### JOB
Below is a block of records. Copy every line in it that contains the word "droughtmonitor".

((

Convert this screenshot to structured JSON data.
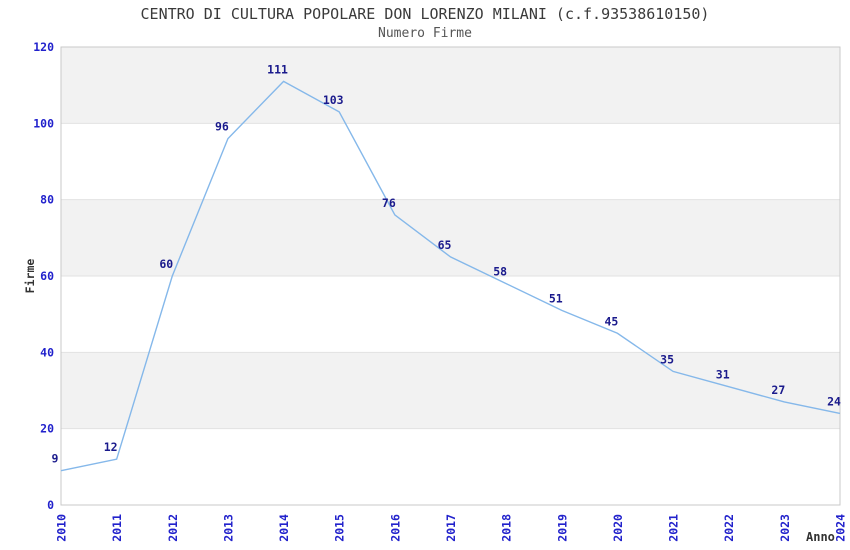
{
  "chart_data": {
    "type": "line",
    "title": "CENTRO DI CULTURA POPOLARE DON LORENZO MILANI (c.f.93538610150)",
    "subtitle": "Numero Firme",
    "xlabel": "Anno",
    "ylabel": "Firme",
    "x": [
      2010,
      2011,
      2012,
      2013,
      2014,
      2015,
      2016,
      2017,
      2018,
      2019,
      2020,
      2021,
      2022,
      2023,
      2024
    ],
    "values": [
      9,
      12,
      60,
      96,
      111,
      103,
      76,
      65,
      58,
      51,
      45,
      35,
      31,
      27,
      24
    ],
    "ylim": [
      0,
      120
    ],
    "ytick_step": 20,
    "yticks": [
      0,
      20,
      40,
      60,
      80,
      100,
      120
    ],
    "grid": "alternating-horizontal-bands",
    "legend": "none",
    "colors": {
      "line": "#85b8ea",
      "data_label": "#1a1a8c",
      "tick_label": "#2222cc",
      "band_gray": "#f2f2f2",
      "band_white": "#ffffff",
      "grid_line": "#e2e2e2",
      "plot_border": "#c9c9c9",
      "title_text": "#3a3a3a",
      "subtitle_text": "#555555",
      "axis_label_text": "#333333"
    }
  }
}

))
((

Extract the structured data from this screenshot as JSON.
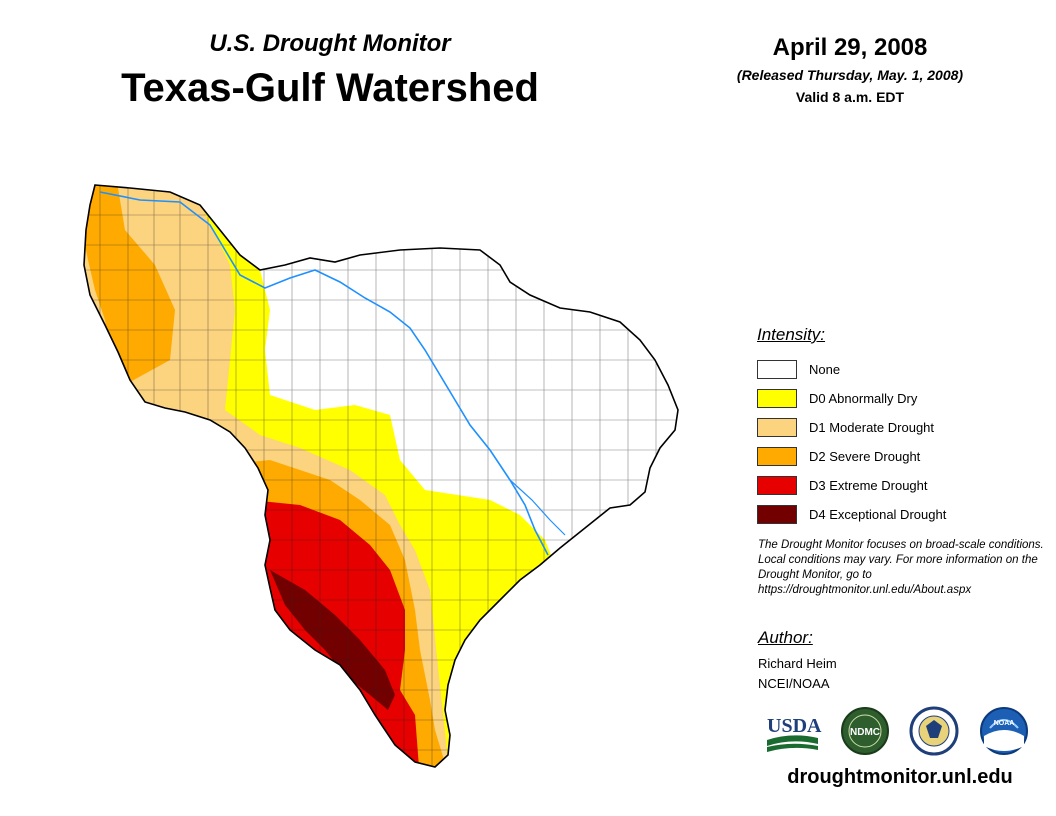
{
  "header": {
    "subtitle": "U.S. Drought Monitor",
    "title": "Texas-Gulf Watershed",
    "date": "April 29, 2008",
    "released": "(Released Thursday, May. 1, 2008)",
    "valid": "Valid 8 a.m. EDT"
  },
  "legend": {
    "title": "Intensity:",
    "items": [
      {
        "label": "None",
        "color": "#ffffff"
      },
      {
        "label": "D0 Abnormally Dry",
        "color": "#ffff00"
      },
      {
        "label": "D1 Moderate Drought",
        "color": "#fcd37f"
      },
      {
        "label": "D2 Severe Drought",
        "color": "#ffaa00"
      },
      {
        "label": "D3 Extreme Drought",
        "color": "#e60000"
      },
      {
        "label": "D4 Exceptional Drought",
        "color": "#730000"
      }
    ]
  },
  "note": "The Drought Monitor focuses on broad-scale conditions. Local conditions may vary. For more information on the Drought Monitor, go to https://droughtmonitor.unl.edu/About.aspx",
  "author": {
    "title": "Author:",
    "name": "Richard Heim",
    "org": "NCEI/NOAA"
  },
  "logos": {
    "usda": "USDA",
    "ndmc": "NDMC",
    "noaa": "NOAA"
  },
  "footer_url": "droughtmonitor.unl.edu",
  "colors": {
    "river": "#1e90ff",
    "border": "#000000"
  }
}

))
((

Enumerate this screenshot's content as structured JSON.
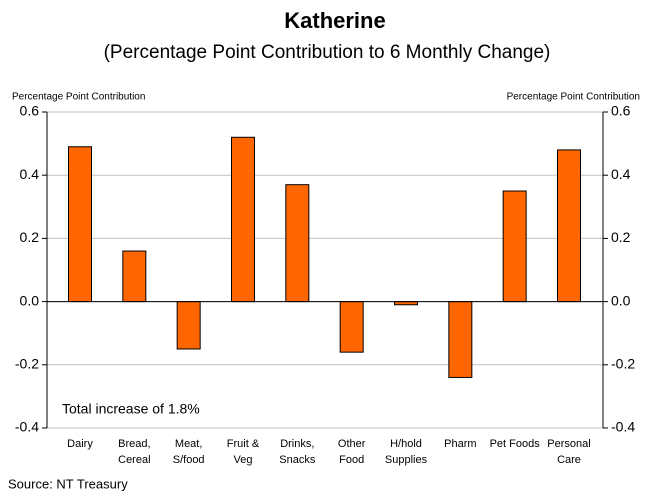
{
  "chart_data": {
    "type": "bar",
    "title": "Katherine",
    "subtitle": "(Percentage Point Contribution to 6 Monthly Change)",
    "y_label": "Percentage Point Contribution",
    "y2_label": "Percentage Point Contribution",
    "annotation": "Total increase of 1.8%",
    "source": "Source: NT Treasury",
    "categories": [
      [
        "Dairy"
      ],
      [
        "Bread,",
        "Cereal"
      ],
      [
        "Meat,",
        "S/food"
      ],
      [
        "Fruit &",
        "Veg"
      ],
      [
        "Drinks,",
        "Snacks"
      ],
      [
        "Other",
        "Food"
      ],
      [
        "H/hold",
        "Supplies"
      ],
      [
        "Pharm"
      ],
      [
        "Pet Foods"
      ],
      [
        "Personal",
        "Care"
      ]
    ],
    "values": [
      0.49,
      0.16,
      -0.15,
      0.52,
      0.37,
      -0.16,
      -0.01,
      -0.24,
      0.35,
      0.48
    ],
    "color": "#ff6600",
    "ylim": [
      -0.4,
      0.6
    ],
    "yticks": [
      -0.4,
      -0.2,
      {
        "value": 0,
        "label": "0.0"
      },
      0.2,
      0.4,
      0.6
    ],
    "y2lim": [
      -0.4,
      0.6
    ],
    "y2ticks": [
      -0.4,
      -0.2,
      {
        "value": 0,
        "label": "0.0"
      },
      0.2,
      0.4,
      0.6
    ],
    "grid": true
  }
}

))

### RESPONSE
  "note": "The Drought Monitor focuses on broad-scale conditions. Local conditions may vary. For more information on the Drought Monitor, go to https://droughtmonitor.unl.edu/About.aspx",
  "footer_url": "droughtmonitor.unl.edu",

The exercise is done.